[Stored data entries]
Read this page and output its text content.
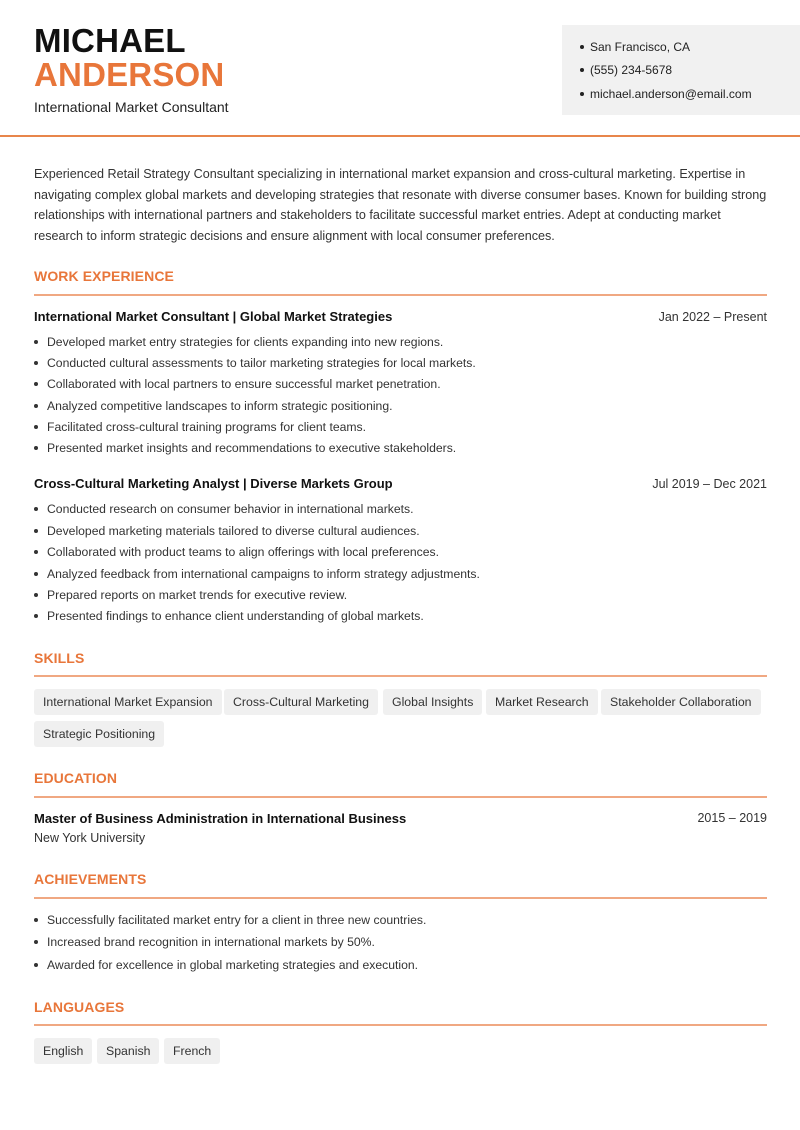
MICHAEL
ANDERSON
International Market Consultant
San Francisco, CA
(555) 234-5678
michael.anderson@email.com
Experienced Retail Strategy Consultant specializing in international market expansion and cross-cultural marketing. Expertise in navigating complex global markets and developing strategies that resonate with diverse consumer bases. Known for building strong relationships with international partners and stakeholders to facilitate successful market entries. Adept at conducting market research to inform strategic decisions and ensure alignment with local consumer preferences.
WORK EXPERIENCE
International Market Consultant | Global Market Strategies	Jan 2022 – Present
Developed market entry strategies for clients expanding into new regions.
Conducted cultural assessments to tailor marketing strategies for local markets.
Collaborated with local partners to ensure successful market penetration.
Analyzed competitive landscapes to inform strategic positioning.
Facilitated cross-cultural training programs for client teams.
Presented market insights and recommendations to executive stakeholders.
Cross-Cultural Marketing Analyst | Diverse Markets Group	Jul 2019 – Dec 2021
Conducted research on consumer behavior in international markets.
Developed marketing materials tailored to diverse cultural audiences.
Collaborated with product teams to align offerings with local preferences.
Analyzed feedback from international campaigns to inform strategy adjustments.
Prepared reports on market trends for executive review.
Presented findings to enhance client understanding of global markets.
SKILLS
International Market Expansion	Cross-Cultural Marketing	Global Insights	Market Research	Stakeholder Collaboration
Strategic Positioning
EDUCATION
Master of Business Administration in International Business
New York University
2015 – 2019
ACHIEVEMENTS
Successfully facilitated market entry for a client in three new countries.
Increased brand recognition in international markets by 50%.
Awarded for excellence in global marketing strategies and execution.
LANGUAGES
English	Spanish	French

> _Problem requirements_
Output all of the records exactly as they appear above, but not the pictures.

> _Exercise output_
Read this page and output its text content.
MICHAEL
ANDERSON
International Market Consultant
San Francisco, CA
(555) 234-5678
michael.anderson@email.com
Experienced Retail Strategy Consultant specializing in international market expansion and cross-cultural marketing. Expertise in navigating complex global markets and developing strategies that resonate with diverse consumer bases. Known for building strong relationships with international partners and stakeholders to facilitate successful market entries. Adept at conducting market research to inform strategic decisions and ensure alignment with local consumer preferences.
WORK EXPERIENCE
International Market Consultant | Global Market Strategies	Jan 2022 – Present
Developed market entry strategies for clients expanding into new regions.
Conducted cultural assessments to tailor marketing strategies for local markets.
Collaborated with local partners to ensure successful market penetration.
Analyzed competitive landscapes to inform strategic positioning.
Facilitated cross-cultural training programs for client teams.
Presented market insights and recommendations to executive stakeholders.
Cross-Cultural Marketing Analyst | Diverse Markets Group	Jul 2019 – Dec 2021
Conducted research on consumer behavior in international markets.
Developed marketing materials tailored to diverse cultural audiences.
Collaborated with product teams to align offerings with local preferences.
Analyzed feedback from international campaigns to inform strategy adjustments.
Prepared reports on market trends for executive review.
Presented findings to enhance client understanding of global markets.
SKILLS
International Market Expansion	Cross-Cultural Marketing	Global Insights	Market Research	Stakeholder Collaboration
Strategic Positioning
EDUCATION
Master of Business Administration in International Business
New York University
2015 – 2019
ACHIEVEMENTS
Successfully facilitated market entry for a client in three new countries.
Increased brand recognition in international markets by 50%.
Awarded for excellence in global marketing strategies and execution.
LANGUAGES
English	Spanish	French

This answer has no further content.